— Begin PROVIDED MATERIAL —

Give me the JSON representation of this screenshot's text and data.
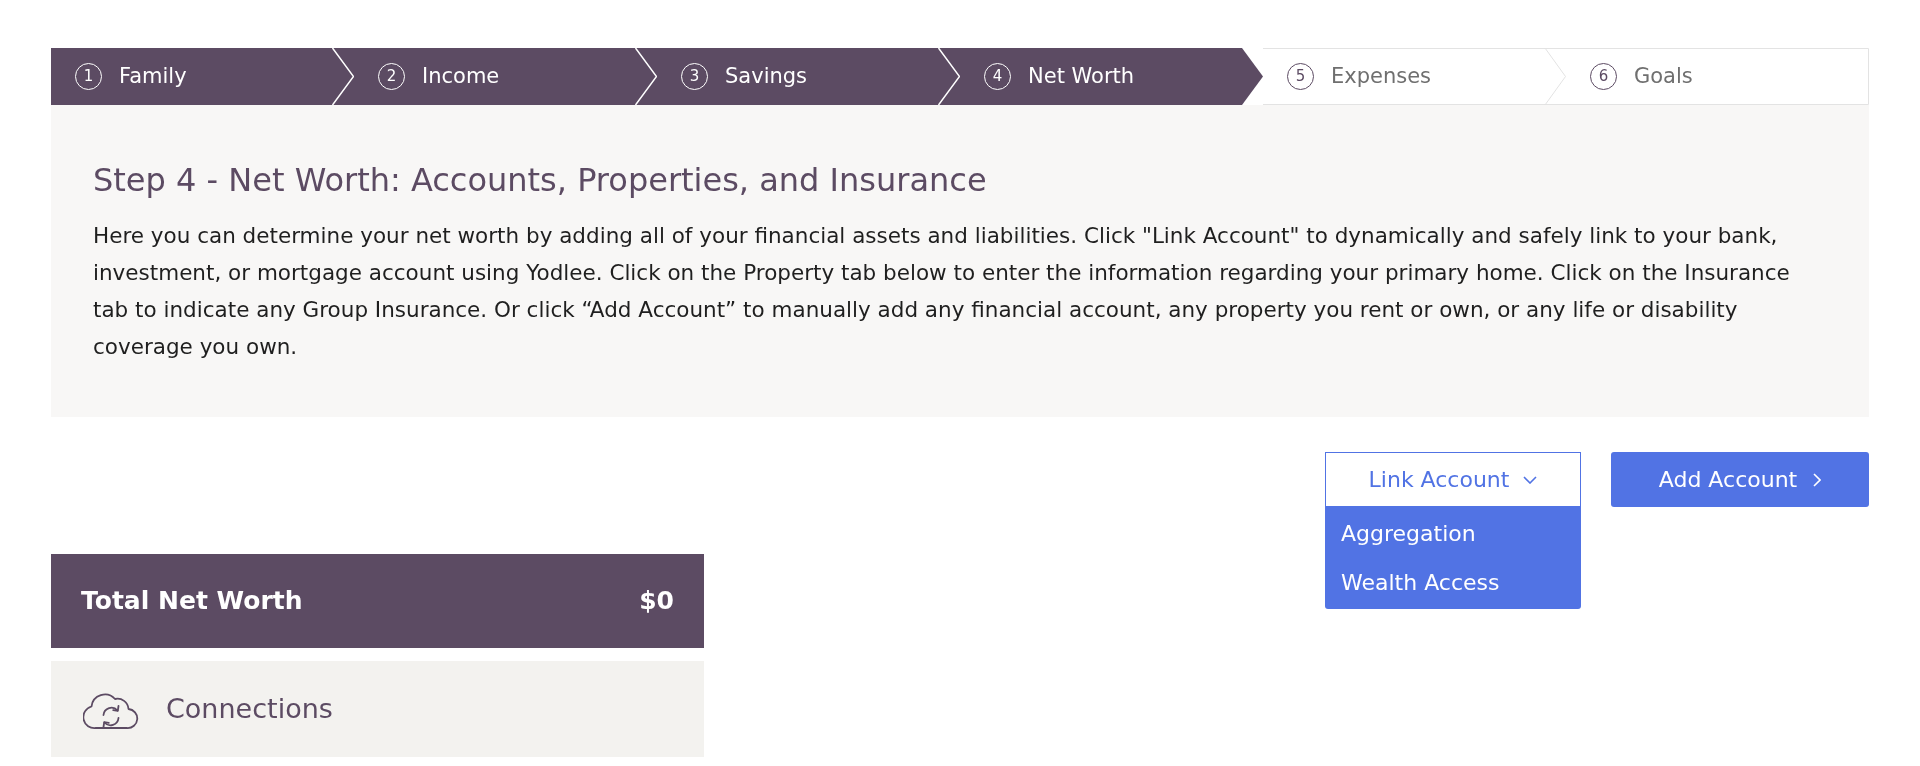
{
  "steps": [
    {
      "number": "1",
      "label": "Family",
      "selected": false
    },
    {
      "number": "2",
      "label": "Income",
      "selected": false
    },
    {
      "number": "3",
      "label": "Savings",
      "selected": false
    },
    {
      "number": "4",
      "label": "Net Worth",
      "selected": true
    },
    {
      "number": "5",
      "label": "Expenses",
      "selected": false
    },
    {
      "number": "6",
      "label": "Goals",
      "selected": false
    }
  ],
  "intro": {
    "title": "Step 4 - Net Worth: Accounts, Properties, and Insurance",
    "text": "Here you can determine your net worth by adding all of your financial assets and liabilities. Click \"Link Account\" to dynamically and safely link to your bank, investment, or mortgage account using Yodlee. Click on the Property tab below to enter the information regarding your primary home. Click on the Insurance tab to indicate any Group Insurance. Or click “Add Account” to manually add any financial account, any property you rent or own, or any life or disability coverage you own."
  },
  "actions": {
    "link_account": {
      "label": "Link Account",
      "expanded": true,
      "menu": [
        "Aggregation",
        "Wealth Access"
      ]
    },
    "add_account": {
      "label": "Add Account"
    }
  },
  "summary": {
    "label": "Total Net Worth",
    "value": "$0"
  },
  "sections": [
    {
      "label": "Connections"
    }
  ]
}
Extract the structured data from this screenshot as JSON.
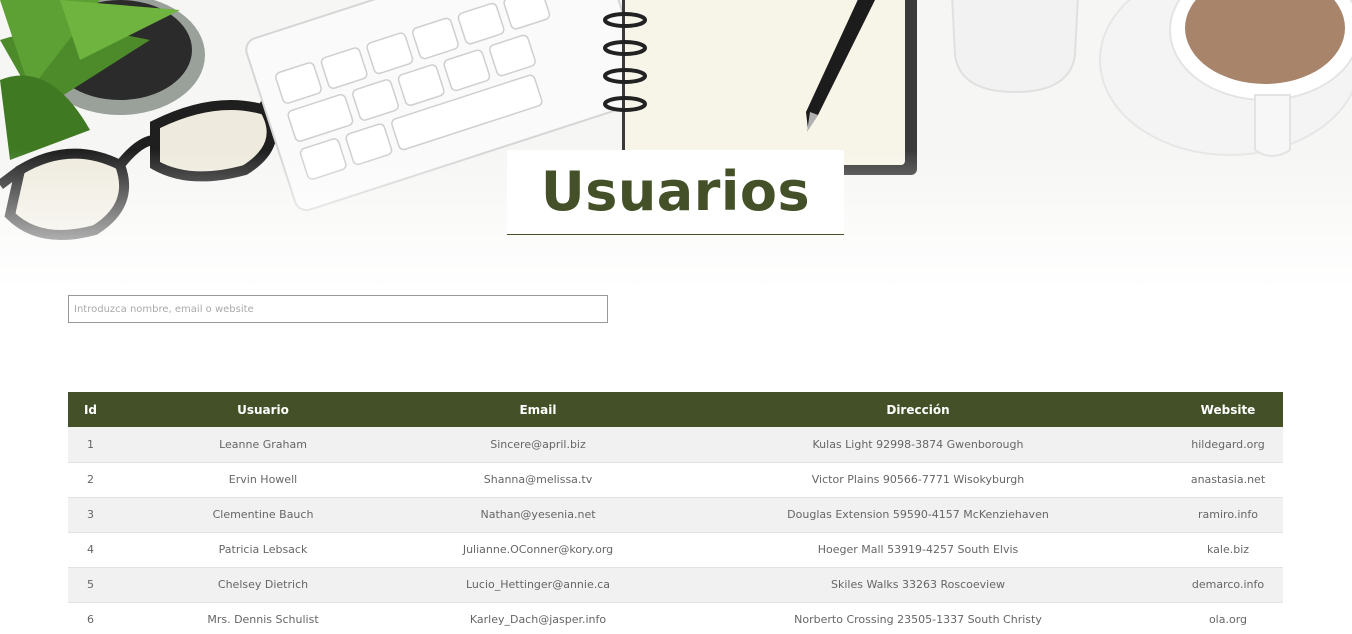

— End PROVIDED MATERIAL —

_WHAT IS ASKED_
Scan the listing above. Collect all lines with the word "number".

_FINISHED TASK_
      "number": "1",
      "number": "2",
      "number": "3",
      "number": "4",
      "number": "5",
      "number": "6",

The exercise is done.